Work to complete: Write out all of the entries exactly as given.

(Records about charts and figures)

● ● ● ● ● ● ●

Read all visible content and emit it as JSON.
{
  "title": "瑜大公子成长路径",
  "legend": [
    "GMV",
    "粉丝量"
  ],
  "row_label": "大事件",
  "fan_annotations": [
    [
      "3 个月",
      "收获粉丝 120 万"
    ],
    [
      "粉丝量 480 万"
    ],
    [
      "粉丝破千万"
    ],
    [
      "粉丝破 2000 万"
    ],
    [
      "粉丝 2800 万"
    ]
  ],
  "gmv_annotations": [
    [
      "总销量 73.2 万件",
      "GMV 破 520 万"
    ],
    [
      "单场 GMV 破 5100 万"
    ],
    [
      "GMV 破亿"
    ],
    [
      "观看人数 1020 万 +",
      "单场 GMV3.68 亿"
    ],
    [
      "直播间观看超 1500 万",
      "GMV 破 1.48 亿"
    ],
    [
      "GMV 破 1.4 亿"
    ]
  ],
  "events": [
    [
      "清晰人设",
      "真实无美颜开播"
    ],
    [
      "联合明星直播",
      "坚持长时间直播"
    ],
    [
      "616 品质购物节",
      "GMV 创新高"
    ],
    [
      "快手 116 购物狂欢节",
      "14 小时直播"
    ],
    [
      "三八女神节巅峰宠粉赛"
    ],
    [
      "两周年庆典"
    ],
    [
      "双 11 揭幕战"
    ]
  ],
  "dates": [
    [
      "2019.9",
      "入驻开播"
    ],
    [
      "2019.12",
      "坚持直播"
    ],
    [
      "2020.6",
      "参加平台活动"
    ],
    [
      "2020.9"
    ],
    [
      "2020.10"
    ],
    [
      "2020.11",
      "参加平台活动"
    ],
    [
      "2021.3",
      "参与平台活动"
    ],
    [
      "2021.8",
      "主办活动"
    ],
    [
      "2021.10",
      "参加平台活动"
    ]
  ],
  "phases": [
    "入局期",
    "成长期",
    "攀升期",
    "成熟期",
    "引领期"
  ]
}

● ● ● ● ● ● ●

Reply to the exercise:
Read all visible content and emit it as JSON.
{
  "title": "瑜大公子成长路径",
  "legend": [
    "GMV",
    "粉丝量"
  ],
  "row_label": "大事件",
  "fan_annotations": [
    [
      "3 个月",
      "收获粉丝 120 万"
    ],
    [
      "粉丝量 480 万"
    ],
    [
      "粉丝破千万"
    ],
    [
      "粉丝破 2000 万"
    ],
    [
      "粉丝 2800 万"
    ]
  ],
  "gmv_annotations": [
    [
      "总销量 73.2 万件",
      "GMV 破 520 万"
    ],
    [
      "单场 GMV 破 5100 万"
    ],
    [
      "GMV 破亿"
    ],
    [
      "观看人数 1020 万 +",
      "单场 GMV3.68 亿"
    ],
    [
      "直播间观看超 1500 万",
      "GMV 破 1.48 亿"
    ],
    [
      "GMV 破 1.4 亿"
    ]
  ],
  "events": [
    [
      "清晰人设",
      "真实无美颜开播"
    ],
    [
      "联合明星直播",
      "坚持长时间直播"
    ],
    [
      "616 品质购物节",
      "GMV 创新高"
    ],
    [
      "快手 116 购物狂欢节",
      "14 小时直播"
    ],
    [
      "三八女神节巅峰宠粉赛"
    ],
    [
      "两周年庆典"
    ],
    [
      "双 11 揭幕战"
    ]
  ],
  "dates": [
    [
      "2019.9",
      "入驻开播"
    ],
    [
      "2019.12",
      "坚持直播"
    ],
    [
      "2020.6",
      "参加平台活动"
    ],
    [
      "2020.9"
    ],
    [
      "2020.10"
    ],
    [
      "2020.11",
      "参加平台活动"
    ],
    [
      "2021.3",
      "参与平台活动"
    ],
    [
      "2021.8",
      "主办活动"
    ],
    [
      "2021.10",
      "参加平台活动"
    ]
  ],
  "phases": [
    "入局期",
    "成长期",
    "攀升期",
    "成熟期",
    "引领期"
  ]
}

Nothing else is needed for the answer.